### What to produce
Extract every line where the string "pénz" appears.

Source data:
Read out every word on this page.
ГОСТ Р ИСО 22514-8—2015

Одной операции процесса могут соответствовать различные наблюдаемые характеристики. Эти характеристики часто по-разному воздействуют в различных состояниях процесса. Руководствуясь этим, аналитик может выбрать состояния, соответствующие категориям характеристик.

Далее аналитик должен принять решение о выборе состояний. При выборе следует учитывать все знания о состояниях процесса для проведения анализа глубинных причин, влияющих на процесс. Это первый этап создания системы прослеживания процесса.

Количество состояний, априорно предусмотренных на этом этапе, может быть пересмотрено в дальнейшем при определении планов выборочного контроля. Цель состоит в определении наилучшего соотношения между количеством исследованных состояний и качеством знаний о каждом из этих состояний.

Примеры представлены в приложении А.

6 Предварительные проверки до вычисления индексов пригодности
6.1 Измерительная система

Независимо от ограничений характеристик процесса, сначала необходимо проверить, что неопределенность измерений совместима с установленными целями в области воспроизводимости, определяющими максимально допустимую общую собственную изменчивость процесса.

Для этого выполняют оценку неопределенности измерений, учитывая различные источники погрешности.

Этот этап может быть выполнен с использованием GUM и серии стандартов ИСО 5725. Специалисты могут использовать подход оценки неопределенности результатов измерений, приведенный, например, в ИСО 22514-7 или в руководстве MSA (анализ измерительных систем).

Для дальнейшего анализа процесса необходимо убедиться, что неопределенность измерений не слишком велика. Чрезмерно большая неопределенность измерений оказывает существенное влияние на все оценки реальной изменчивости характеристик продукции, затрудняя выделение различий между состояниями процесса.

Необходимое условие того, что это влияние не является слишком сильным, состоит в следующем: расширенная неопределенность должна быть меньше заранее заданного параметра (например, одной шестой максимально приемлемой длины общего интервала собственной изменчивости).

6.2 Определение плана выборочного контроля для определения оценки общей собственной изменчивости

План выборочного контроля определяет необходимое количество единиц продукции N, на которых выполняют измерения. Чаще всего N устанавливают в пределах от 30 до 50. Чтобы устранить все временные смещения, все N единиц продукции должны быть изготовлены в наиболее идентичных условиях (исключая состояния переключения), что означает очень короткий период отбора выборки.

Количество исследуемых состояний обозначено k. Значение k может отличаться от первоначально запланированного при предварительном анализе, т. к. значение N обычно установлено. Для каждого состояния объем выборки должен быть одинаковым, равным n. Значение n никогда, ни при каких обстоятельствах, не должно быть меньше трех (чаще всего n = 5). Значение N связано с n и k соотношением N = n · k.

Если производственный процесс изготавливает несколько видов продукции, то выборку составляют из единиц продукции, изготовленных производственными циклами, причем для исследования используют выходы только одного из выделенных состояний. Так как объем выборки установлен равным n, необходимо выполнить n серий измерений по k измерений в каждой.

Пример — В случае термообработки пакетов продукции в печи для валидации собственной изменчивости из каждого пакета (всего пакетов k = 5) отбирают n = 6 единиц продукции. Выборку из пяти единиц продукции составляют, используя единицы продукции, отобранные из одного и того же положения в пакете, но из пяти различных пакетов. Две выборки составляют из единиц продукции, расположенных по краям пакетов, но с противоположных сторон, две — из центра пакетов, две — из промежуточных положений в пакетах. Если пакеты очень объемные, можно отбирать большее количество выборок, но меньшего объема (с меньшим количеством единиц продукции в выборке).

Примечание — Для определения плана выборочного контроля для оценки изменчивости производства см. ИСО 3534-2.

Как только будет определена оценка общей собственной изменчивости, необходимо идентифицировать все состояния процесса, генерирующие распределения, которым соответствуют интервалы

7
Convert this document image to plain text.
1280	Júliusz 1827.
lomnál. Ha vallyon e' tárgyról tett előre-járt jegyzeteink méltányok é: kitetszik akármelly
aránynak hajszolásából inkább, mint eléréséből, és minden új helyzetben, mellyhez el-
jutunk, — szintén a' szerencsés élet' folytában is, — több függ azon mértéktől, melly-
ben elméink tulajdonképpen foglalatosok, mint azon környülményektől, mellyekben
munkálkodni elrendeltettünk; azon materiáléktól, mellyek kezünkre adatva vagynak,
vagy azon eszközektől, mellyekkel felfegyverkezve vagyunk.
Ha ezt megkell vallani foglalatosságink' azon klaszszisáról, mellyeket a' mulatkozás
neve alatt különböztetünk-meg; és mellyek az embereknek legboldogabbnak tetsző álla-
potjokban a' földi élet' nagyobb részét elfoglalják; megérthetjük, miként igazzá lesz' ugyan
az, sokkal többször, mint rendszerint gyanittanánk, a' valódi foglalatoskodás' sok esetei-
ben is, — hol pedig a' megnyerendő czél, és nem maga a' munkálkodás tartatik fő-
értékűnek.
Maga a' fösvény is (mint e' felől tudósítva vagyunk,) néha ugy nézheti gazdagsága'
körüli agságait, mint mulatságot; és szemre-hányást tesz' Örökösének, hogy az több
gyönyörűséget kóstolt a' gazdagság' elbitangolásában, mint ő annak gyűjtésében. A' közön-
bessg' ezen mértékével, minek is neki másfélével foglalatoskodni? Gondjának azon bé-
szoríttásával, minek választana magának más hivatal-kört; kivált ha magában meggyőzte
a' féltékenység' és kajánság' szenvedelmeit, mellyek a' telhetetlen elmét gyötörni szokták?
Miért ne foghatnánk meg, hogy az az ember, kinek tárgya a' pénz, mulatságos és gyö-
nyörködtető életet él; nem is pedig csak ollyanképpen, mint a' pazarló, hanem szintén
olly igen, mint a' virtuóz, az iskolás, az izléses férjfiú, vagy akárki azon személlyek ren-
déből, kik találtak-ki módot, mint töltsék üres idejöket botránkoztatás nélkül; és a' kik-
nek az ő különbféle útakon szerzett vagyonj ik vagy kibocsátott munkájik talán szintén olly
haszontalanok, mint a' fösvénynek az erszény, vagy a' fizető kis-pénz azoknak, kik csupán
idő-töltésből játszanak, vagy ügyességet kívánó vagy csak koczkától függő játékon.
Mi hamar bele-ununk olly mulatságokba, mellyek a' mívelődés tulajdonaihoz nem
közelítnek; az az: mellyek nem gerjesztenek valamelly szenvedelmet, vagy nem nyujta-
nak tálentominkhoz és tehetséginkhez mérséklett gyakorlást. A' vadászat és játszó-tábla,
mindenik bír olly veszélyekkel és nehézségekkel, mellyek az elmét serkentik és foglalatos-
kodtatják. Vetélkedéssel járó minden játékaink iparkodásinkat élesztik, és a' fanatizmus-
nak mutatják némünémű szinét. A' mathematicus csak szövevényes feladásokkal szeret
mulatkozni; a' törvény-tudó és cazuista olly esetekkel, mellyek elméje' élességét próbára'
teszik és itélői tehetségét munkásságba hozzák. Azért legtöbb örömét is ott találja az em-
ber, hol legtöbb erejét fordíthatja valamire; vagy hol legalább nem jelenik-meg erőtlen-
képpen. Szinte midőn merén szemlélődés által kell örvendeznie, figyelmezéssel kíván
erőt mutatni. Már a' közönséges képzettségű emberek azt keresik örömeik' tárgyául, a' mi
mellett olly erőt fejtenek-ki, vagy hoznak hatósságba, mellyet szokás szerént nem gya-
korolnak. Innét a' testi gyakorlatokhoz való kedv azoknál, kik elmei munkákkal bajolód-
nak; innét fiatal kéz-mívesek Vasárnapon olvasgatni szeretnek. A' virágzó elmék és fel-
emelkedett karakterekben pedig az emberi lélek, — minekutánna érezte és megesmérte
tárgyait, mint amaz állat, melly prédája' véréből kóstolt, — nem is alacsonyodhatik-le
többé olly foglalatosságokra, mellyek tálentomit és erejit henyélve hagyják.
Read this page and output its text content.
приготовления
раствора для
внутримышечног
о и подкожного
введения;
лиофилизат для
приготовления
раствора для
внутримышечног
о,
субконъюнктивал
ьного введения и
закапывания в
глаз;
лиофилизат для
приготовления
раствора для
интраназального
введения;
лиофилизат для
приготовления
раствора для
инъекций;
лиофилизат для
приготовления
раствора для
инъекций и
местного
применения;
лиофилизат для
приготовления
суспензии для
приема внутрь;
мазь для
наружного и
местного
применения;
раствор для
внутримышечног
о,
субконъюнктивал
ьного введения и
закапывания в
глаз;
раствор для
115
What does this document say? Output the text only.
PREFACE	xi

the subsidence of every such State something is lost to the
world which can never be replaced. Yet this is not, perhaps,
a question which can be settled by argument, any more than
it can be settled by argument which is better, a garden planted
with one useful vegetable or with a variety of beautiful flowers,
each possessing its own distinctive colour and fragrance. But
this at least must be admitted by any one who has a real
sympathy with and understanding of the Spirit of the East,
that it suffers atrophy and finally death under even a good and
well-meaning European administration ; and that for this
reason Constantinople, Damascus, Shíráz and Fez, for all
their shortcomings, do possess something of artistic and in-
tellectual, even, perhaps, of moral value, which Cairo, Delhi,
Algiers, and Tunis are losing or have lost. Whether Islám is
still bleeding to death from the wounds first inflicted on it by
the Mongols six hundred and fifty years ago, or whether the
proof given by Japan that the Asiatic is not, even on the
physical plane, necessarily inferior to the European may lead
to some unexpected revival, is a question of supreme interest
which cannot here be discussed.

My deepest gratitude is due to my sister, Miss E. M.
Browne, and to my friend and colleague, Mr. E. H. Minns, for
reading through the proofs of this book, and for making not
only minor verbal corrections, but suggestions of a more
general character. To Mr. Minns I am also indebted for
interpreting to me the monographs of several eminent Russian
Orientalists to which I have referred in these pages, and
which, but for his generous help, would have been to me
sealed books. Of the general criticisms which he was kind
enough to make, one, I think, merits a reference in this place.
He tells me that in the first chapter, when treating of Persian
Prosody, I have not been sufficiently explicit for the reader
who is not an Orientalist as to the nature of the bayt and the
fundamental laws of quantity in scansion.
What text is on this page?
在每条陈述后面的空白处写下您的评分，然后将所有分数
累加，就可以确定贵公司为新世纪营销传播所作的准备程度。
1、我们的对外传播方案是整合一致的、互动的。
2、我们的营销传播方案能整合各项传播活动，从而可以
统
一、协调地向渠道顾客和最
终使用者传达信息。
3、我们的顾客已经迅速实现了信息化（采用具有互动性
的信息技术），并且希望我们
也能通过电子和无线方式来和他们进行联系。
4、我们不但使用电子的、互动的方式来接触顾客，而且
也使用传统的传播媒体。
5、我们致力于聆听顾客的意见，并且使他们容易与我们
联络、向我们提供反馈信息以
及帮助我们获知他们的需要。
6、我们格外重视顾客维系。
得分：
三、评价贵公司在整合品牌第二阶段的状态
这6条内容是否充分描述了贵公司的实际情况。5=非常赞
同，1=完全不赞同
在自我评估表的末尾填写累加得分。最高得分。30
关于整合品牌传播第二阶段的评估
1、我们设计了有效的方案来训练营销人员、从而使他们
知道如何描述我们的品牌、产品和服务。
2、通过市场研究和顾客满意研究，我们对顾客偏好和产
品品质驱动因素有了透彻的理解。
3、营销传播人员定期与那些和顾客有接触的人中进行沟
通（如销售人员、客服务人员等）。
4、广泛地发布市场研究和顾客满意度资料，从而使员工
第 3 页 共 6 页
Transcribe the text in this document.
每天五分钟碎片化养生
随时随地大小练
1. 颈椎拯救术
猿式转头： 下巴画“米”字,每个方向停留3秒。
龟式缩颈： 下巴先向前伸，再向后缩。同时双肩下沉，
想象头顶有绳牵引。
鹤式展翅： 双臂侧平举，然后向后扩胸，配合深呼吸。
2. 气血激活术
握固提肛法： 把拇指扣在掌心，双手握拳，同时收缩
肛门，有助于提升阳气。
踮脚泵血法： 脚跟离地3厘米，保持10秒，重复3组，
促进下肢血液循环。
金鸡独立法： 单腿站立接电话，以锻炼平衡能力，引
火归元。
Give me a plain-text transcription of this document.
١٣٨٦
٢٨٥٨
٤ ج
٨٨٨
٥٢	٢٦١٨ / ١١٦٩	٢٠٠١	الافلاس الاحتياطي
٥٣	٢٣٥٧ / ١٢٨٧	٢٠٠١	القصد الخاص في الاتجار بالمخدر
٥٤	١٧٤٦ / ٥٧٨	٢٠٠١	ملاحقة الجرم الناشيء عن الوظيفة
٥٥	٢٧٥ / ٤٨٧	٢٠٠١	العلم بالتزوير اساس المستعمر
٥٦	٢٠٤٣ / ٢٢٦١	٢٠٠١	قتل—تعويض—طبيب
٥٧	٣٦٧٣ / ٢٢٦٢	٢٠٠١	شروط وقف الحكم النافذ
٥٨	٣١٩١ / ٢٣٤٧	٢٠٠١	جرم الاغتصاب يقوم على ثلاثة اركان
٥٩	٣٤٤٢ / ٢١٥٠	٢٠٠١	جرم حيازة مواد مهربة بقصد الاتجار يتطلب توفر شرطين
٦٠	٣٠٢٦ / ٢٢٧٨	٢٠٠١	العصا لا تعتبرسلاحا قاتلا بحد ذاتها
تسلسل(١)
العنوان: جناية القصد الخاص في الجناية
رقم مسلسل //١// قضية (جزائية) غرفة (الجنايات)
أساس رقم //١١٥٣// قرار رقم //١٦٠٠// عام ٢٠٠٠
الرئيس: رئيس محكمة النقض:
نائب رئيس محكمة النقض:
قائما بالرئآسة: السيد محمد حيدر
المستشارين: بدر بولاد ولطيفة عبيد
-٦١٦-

### Complete output
Miért ne foghatnánk meg, hogy az az ember, kinek tárgya a' pénz, mulatságos és gyö-
haszontalanok, mint a' fösvénynek az erszény, vagy a' fizető kis-pénz azoknak, kik csupán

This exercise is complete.